REQUEST: Write each line out exactly, leaving none out.

---- RECORDS SHOWN

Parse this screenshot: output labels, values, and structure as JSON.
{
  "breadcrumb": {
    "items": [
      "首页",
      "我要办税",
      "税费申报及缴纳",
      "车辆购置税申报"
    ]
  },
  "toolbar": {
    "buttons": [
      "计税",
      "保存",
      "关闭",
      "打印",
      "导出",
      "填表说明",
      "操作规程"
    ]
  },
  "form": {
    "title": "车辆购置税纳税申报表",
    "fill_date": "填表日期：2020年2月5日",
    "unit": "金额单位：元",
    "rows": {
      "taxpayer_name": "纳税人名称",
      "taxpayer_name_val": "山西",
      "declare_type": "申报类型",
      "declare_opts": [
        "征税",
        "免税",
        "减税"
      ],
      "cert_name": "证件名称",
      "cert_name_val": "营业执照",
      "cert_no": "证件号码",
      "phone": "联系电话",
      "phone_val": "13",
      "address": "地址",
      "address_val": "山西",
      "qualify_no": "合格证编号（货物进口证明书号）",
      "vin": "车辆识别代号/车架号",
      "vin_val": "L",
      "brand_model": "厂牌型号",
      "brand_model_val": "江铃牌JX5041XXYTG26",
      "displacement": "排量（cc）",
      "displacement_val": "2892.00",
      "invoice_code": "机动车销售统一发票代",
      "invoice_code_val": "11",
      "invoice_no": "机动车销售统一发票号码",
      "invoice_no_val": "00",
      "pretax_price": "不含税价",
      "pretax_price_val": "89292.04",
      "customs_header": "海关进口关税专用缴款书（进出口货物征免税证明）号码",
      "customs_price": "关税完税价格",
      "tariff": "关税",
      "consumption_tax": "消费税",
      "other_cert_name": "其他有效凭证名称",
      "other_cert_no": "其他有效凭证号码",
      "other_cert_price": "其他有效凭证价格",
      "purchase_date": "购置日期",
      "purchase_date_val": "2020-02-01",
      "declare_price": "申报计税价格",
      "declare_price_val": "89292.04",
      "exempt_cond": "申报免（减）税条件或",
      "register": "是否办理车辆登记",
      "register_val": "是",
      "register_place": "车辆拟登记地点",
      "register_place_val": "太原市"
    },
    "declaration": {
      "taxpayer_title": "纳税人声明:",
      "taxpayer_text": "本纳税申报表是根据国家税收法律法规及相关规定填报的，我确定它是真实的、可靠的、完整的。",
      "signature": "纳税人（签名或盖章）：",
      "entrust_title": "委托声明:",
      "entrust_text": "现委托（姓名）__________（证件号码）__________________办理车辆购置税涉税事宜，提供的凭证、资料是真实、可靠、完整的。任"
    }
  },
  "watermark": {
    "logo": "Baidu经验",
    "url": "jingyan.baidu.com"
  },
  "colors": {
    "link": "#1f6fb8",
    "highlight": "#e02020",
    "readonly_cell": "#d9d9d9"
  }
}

--------

OUTPUT FOR THIS TASK:
Parse this screenshot: output labels, values, and structure as JSON.
{
  "breadcrumb": {
    "items": [
      "首页",
      "我要办税",
      "税费申报及缴纳",
      "车辆购置税申报"
    ]
  },
  "toolbar": {
    "buttons": [
      "计税",
      "保存",
      "关闭",
      "打印",
      "导出",
      "填表说明",
      "操作规程"
    ]
  },
  "form": {
    "title": "车辆购置税纳税申报表",
    "fill_date": "填表日期：2020年2月5日",
    "unit": "金额单位：元",
    "rows": {
      "taxpayer_name": "纳税人名称",
      "taxpayer_name_val": "山西",
      "declare_type": "申报类型",
      "declare_opts": [
        "征税",
        "免税",
        "减税"
      ],
      "cert_name": "证件名称",
      "cert_name_val": "营业执照",
      "cert_no": "证件号码",
      "phone": "联系电话",
      "phone_val": "13",
      "address": "地址",
      "address_val": "山西",
      "qualify_no": "合格证编号（货物进口证明书号）",
      "vin": "车辆识别代号/车架号",
      "vin_val": "L",
      "brand_model": "厂牌型号",
      "brand_model_val": "江铃牌JX5041XXYTG26",
      "displacement": "排量（cc）",
      "displacement_val": "2892.00",
      "invoice_code": "机动车销售统一发票代",
      "invoice_code_val": "11",
      "invoice_no": "机动车销售统一发票号码",
      "invoice_no_val": "00",
      "pretax_price": "不含税价",
      "pretax_price_val": "89292.04",
      "customs_header": "海关进口关税专用缴款书（进出口货物征免税证明）号码",
      "customs_price": "关税完税价格",
      "tariff": "关税",
      "consumption_tax": "消费税",
      "other_cert_name": "其他有效凭证名称",
      "other_cert_no": "其他有效凭证号码",
      "other_cert_price": "其他有效凭证价格",
      "purchase_date": "购置日期",
      "purchase_date_val": "2020-02-01",
      "declare_price": "申报计税价格",
      "declare_price_val": "89292.04",
      "exempt_cond": "申报免（减）税条件或",
      "register": "是否办理车辆登记",
      "register_val": "是",
      "register_place": "车辆拟登记地点",
      "register_place_val": "太原市"
    },
    "declaration": {
      "taxpayer_title": "纳税人声明:",
      "taxpayer_text": "本纳税申报表是根据国家税收法律法规及相关规定填报的，我确定它是真实的、可靠的、完整的。",
      "signature": "纳税人（签名或盖章）：",
      "entrust_title": "委托声明:",
      "entrust_text": "现委托（姓名）__________（证件号码）__________________办理车辆购置税涉税事宜，提供的凭证、资料是真实、可靠、完整的。任"
    }
  },
  "watermark": {
    "logo": "Baidu经验",
    "url": "jingyan.baidu.com"
  },
  "colors": {
    "link": "#1f6fb8",
    "highlight": "#e02020",
    "readonly_cell": "#d9d9d9"
  }
}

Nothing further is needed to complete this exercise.